Your objective -> Below are some entries. Copy each line that holds the string "علوم".

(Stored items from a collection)
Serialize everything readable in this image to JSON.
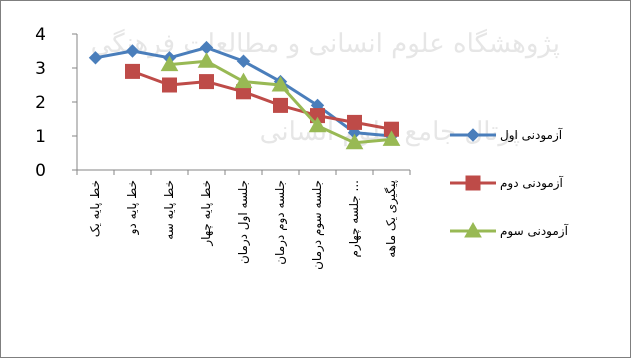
{
  "chart_data": {
    "type": "line",
    "categories": [
      "خط پایه یک",
      "خط پایه دو",
      "خط پایه سه",
      "خط پایه چهار",
      "جلسه اول درمان",
      "جلسه دوم درمان",
      "جلسه سوم درمان",
      "جلسه چهارم ...",
      "پیگیری یک ماهه"
    ],
    "ylim": [
      0,
      4
    ],
    "yticks": [
      0,
      1,
      2,
      3,
      4
    ],
    "grid": false,
    "legend_position": "right",
    "series": [
      {
        "name": "آزمودنی اول",
        "color": "#4a7ebb",
        "marker": "diamond",
        "values": [
          3.3,
          3.5,
          3.3,
          3.6,
          3.2,
          2.6,
          1.9,
          1.1,
          1.0
        ]
      },
      {
        "name": "آزمودنی دوم",
        "color": "#be4b48",
        "marker": "square",
        "values": [
          null,
          2.9,
          2.5,
          2.6,
          2.3,
          1.9,
          1.6,
          1.4,
          1.2
        ]
      },
      {
        "name": "آزمودنی سوم",
        "color": "#98b954",
        "marker": "triangle",
        "values": [
          null,
          null,
          3.1,
          3.2,
          2.6,
          2.5,
          1.3,
          0.8,
          0.9
        ]
      }
    ]
  },
  "watermark": {
    "line1": "پژوهشگاه علوم انسانی و مطالعات فرهنگی",
    "line2": "پرتال جامع علوم انسانی"
  }
}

Worked answer ->
    "line1": "پژوهشگاه علوم انسانی و مطالعات فرهنگی",
    "line2": "پرتال جامع علوم انسانی"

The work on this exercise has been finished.